** OBJECTIVE **
Put the lines from the start of the records through the line containing "poles-point — [653, 189, 671, 207]" into a Markdown table with the columns Num and Content, numbering each row and leaving out blank lines.
# START OF INFORMATION SHOWN
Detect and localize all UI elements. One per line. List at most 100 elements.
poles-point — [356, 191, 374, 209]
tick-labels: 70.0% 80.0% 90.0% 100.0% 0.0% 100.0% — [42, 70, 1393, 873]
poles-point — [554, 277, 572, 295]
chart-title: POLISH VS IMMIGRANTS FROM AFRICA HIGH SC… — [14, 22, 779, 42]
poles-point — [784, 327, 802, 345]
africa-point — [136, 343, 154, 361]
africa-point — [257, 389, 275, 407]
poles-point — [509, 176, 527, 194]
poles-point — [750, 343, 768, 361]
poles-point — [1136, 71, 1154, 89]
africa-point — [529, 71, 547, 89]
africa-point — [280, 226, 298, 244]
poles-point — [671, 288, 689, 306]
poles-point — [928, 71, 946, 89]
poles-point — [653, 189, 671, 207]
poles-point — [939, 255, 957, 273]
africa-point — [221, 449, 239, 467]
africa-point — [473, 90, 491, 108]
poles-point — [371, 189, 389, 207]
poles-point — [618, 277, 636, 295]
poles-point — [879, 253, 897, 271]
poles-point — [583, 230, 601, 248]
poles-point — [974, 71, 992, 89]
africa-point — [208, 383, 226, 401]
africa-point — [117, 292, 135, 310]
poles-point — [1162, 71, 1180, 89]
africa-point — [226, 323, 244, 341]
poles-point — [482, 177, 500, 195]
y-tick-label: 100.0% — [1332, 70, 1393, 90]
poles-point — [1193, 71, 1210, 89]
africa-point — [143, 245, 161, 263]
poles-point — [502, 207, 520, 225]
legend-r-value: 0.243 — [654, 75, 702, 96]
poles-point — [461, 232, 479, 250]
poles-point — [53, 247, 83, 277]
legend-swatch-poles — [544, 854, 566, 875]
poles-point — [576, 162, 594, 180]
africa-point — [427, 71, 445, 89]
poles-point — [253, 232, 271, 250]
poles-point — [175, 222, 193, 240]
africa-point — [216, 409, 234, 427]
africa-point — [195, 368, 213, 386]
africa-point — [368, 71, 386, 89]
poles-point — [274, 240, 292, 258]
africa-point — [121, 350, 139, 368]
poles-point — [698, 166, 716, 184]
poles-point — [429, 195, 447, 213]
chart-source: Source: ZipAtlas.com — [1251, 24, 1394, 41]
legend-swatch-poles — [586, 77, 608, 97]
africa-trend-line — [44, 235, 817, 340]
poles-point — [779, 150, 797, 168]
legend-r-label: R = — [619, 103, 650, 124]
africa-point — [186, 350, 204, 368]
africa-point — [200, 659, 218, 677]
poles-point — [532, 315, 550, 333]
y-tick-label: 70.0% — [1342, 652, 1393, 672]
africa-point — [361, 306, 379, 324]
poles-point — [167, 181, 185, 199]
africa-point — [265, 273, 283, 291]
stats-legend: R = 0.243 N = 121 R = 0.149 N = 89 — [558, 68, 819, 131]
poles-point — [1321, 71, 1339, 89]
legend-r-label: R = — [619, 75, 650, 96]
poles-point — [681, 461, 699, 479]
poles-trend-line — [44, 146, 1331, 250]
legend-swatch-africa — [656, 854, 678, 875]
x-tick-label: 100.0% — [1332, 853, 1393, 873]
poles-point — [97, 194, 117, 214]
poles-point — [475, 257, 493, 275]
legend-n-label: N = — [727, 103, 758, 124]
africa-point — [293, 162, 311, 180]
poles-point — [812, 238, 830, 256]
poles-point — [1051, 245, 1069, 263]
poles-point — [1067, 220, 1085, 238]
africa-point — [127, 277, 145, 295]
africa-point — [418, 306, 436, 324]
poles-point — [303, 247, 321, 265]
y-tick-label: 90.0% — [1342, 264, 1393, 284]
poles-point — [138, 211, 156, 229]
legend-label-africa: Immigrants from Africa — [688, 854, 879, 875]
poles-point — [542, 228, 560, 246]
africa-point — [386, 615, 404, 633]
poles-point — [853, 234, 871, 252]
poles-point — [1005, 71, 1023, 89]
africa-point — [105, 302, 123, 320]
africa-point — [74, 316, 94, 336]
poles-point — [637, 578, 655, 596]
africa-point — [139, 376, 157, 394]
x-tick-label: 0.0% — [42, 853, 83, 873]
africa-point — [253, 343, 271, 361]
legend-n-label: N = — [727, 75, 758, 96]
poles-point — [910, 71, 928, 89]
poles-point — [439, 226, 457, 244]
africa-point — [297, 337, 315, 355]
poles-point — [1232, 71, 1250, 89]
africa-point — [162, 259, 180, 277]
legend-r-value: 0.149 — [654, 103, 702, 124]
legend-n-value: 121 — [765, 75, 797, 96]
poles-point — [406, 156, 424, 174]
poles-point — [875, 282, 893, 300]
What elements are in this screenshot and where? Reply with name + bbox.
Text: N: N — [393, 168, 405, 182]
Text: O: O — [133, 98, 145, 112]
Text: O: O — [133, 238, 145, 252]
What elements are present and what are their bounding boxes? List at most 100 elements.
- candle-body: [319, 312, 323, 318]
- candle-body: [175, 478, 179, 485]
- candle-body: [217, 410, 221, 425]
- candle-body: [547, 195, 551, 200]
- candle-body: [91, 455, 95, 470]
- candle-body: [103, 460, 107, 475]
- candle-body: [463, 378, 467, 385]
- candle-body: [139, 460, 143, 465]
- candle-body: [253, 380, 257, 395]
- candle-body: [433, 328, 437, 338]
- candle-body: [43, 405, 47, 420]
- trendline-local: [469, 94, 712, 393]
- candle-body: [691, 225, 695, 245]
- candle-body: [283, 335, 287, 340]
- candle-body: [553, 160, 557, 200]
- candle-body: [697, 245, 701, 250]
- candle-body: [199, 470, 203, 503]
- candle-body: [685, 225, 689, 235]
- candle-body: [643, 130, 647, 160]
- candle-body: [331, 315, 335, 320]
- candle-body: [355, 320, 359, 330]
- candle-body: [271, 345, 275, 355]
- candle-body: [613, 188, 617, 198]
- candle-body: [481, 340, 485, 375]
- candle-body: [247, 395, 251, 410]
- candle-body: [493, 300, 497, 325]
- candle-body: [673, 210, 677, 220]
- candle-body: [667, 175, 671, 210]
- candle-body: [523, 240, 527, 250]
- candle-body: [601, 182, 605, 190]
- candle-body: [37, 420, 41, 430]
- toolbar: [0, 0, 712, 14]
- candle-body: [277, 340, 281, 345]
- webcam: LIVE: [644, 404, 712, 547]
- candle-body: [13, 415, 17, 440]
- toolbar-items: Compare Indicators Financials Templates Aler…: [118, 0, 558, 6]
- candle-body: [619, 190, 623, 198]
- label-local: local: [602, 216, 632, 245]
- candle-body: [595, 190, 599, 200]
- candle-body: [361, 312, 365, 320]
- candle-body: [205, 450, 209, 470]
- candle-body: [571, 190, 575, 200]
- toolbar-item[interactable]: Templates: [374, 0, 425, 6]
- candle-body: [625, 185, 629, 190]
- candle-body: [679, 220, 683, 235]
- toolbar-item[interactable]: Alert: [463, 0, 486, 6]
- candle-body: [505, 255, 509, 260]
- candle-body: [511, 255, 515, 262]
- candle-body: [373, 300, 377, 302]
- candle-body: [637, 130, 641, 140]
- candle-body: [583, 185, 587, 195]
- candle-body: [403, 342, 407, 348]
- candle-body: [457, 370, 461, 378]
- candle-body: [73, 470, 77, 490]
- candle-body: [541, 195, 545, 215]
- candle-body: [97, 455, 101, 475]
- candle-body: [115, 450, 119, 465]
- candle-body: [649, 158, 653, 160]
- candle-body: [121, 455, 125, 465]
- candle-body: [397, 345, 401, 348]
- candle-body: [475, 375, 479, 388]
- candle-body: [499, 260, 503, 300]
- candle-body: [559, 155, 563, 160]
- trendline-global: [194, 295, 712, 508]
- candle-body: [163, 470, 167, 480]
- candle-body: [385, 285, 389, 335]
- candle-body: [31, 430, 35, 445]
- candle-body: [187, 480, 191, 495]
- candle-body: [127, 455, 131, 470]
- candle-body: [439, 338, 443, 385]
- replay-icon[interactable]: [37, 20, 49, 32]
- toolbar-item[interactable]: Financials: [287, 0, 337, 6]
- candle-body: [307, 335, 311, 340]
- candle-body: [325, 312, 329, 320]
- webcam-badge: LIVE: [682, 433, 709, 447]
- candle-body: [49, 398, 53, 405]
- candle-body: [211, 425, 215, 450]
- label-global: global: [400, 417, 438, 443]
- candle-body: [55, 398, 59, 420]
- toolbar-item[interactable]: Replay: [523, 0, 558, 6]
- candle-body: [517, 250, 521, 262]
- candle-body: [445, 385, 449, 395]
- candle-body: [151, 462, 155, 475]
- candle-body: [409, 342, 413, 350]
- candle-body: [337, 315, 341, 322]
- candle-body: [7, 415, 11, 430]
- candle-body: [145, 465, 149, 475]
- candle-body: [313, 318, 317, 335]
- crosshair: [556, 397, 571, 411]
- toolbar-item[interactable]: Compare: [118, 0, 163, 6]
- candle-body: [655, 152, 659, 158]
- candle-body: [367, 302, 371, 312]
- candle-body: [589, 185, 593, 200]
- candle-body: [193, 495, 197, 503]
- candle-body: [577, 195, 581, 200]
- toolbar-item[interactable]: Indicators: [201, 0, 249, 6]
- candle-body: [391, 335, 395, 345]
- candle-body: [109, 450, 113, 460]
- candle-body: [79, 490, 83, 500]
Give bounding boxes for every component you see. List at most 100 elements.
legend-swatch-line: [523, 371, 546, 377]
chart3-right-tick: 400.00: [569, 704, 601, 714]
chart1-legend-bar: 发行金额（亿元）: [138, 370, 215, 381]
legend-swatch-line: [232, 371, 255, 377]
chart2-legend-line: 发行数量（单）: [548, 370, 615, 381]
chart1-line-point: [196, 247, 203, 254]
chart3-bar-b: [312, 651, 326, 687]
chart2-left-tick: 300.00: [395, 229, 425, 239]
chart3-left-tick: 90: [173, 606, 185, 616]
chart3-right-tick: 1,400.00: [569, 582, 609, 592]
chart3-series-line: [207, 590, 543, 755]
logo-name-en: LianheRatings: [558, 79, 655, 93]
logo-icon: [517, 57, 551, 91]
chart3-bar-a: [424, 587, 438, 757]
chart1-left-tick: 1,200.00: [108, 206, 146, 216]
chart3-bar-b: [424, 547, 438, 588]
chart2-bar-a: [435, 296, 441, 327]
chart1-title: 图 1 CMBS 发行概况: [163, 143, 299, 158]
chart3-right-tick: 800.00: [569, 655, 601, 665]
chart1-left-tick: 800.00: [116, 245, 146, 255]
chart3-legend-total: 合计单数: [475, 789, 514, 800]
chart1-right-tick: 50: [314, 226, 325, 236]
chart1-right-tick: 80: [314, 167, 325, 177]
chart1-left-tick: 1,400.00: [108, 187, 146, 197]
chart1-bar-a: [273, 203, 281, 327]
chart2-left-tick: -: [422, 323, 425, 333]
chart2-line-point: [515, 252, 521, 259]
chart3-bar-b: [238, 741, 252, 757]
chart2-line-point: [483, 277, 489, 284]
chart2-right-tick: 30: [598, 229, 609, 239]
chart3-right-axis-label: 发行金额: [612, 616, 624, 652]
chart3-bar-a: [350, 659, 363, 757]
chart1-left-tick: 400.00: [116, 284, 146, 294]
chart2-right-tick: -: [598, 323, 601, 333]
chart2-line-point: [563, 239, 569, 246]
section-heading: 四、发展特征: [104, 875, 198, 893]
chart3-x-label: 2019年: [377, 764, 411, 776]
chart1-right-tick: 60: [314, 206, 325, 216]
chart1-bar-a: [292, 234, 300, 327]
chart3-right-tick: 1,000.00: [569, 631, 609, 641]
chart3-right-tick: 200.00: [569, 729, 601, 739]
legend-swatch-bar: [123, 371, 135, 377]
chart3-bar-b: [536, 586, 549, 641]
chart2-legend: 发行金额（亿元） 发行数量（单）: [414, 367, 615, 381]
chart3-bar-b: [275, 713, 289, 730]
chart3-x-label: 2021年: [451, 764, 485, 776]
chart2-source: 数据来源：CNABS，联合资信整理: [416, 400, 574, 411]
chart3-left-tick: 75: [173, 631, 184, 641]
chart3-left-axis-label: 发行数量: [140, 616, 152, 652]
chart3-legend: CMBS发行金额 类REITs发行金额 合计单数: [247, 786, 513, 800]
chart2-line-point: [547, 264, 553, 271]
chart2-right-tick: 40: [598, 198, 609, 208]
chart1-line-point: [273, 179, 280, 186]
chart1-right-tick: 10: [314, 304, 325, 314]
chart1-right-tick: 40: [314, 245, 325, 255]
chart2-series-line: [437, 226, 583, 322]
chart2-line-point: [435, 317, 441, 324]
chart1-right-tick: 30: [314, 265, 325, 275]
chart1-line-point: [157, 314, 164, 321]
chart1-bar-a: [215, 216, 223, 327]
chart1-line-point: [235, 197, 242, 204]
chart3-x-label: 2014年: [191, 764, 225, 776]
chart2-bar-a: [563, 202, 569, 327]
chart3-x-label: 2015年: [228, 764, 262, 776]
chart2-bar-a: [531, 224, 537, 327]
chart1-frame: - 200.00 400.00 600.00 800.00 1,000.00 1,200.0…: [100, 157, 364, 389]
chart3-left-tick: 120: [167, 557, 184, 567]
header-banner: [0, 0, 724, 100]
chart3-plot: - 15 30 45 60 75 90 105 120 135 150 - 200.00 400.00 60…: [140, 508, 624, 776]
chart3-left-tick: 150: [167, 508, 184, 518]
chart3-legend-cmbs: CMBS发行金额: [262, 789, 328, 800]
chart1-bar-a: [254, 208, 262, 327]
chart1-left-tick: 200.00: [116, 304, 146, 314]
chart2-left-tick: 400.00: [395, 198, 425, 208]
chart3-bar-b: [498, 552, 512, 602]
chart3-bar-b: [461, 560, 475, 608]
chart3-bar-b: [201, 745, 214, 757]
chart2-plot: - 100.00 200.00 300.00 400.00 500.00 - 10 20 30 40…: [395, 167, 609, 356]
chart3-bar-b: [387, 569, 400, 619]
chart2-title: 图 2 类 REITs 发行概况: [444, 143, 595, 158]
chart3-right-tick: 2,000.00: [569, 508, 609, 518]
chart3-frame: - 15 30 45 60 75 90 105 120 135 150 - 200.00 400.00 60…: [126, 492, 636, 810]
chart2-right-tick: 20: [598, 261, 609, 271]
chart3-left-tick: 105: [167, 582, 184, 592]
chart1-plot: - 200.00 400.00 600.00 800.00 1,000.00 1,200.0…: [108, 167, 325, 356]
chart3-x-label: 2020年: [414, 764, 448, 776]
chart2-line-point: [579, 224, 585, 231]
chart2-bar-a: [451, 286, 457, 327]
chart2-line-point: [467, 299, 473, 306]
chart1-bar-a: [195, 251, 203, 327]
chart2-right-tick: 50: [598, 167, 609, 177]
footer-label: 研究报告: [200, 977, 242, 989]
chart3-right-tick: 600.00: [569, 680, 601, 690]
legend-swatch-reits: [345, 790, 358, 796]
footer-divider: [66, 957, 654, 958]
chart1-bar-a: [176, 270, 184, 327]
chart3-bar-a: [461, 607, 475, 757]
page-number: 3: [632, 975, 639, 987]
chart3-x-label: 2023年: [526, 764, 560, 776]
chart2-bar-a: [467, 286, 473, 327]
# END OF INFORMATION SHOWN
** TASK OUTPUT **
| Num | Content |
|---|---|
| 1 | Detect and localize all UI elements. One per line. List at most 100 elements. |
| 2 | poles-point — [356, 191, 374, 209] |
| 3 | tick-labels: 70.0% 80.0% 90.0% 100.0% 0.0% 100.0% — [42, 70, 1393, 873] |
| 4 | poles-point — [554, 277, 572, 295] |
| 5 | chart-title: POLISH VS IMMIGRANTS FROM AFRICA HIGH SC… — [14, 22, 779, 42] |
| 6 | poles-point — [784, 327, 802, 345] |
| 7 | africa-point — [136, 343, 154, 361] |
| 8 | africa-point — [257, 389, 275, 407] |
| 9 | poles-point — [509, 176, 527, 194] |
| 10 | poles-point — [750, 343, 768, 361] |
| 11 | poles-point — [1136, 71, 1154, 89] |
| 12 | africa-point — [529, 71, 547, 89] |
| 13 | africa-point — [280, 226, 298, 244] |
| 14 | poles-point — [671, 288, 689, 306] |
| 15 | poles-point — [928, 71, 946, 89] |
| 16 | poles-point — [653, 189, 671, 207] |